TASK TO CARRY OUT:
The entries need to be copied exactly.

----

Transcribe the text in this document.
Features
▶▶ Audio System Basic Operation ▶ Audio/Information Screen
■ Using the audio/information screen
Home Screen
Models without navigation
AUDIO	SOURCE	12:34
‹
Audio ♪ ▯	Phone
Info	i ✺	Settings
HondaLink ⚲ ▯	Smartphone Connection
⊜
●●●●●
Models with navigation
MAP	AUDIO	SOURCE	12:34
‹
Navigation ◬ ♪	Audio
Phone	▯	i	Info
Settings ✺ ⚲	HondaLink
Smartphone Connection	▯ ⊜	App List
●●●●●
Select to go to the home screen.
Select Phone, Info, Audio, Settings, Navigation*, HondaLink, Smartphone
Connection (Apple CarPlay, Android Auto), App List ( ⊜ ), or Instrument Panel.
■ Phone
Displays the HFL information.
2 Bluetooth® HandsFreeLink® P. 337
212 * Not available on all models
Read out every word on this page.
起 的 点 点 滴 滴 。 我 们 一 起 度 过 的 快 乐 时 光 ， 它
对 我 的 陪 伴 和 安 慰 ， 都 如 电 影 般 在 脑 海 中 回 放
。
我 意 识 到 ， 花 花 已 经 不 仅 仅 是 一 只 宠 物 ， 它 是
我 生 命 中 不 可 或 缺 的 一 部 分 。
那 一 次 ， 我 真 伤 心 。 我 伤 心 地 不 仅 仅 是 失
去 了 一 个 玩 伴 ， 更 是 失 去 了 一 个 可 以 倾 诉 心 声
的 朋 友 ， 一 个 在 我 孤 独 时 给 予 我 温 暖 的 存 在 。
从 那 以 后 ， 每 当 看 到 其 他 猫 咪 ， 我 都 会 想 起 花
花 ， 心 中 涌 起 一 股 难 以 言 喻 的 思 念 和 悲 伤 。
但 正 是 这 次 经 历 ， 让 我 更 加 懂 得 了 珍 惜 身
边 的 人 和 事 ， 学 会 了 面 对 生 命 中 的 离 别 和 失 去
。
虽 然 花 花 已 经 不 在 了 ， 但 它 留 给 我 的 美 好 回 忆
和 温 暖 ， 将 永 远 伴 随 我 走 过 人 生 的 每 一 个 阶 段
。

----

THE REPLY:
Transcribe the text in this document.
Features
▶▶ Audio System Basic Operation ▶ Audio/Information Screen
■ Using the audio/information screen
Home Screen
Models without navigation
AUDIO	SOURCE	12:34
‹
Audio ♪ ▯	Phone
Info	i ✺	Settings
HondaLink ⚲ ▯	Smartphone Connection
⊜
●●●●●
Models with navigation
MAP	AUDIO	SOURCE	12:34
‹
Navigation ◬ ♪	Audio
Phone	▯	i	Info
Settings ✺ ⚲	HondaLink
Smartphone Connection	▯ ⊜	App List
●●●●●
Select to go to the home screen.
Select Phone, Info, Audio, Settings, Navigation*, HondaLink, Smartphone
Connection (Apple CarPlay, Android Auto), App List ( ⊜ ), or Instrument Panel.
■ Phone
Displays the HFL information.
2 Bluetooth® HandsFreeLink® P. 337
212 * Not available on all models
Read out every word on this page.
起 的 点 点 滴 滴 。 我 们 一 起 度 过 的 快 乐 时 光 ， 它
对 我 的 陪 伴 和 安 慰 ， 都 如 电 影 般 在 脑 海 中 回 放
。
我 意 识 到 ， 花 花 已 经 不 仅 仅 是 一 只 宠 物 ， 它 是
我 生 命 中 不 可 或 缺 的 一 部 分 。
那 一 次 ， 我 真 伤 心 。 我 伤 心 地 不 仅 仅 是 失
去 了 一 个 玩 伴 ， 更 是 失 去 了 一 个 可 以 倾 诉 心 声
的 朋 友 ， 一 个 在 我 孤 独 时 给 予 我 温 暖 的 存 在 。
从 那 以 后 ， 每 当 看 到 其 他 猫 咪 ， 我 都 会 想 起 花
花 ， 心 中 涌 起 一 股 难 以 言 喻 的 思 念 和 悲 伤 。
但 正 是 这 次 经 历 ， 让 我 更 加 懂 得 了 珍 惜 身
边 的 人 和 事 ， 学 会 了 面 对 生 命 中 的 离 别 和 失 去
。
虽 然 花 花 已 经 不 在 了 ， 但 它 留 给 我 的 美 好 回 忆
和 温 暖 ， 将 永 远 伴 随 我 走 过 人 生 的 每 一 个 阶 段
。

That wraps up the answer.